Return, word for word, every line that follows.
## begin Raw data
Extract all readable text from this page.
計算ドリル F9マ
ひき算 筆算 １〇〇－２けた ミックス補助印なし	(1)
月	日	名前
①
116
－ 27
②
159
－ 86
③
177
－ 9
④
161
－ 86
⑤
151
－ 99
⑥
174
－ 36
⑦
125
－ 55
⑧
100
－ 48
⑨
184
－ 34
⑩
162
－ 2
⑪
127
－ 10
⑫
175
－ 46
## end Raw data
Solved problem ▸
Extract all readable text from this page.
計算ドリル F9マ
ひき算 筆算 １〇〇－２けた ミックス補助印なし	(1)
月	日	名前
①
116
－ 27
②
159
－ 86
③
177
－ 9
④
161
－ 86
⑤
151
－ 99
⑥
174
－ 36
⑦
125
－ 55
⑧
100
－ 48
⑨
184
－ 34
⑩
162
－ 2
⑪
127
－ 10
⑫
175
－ 46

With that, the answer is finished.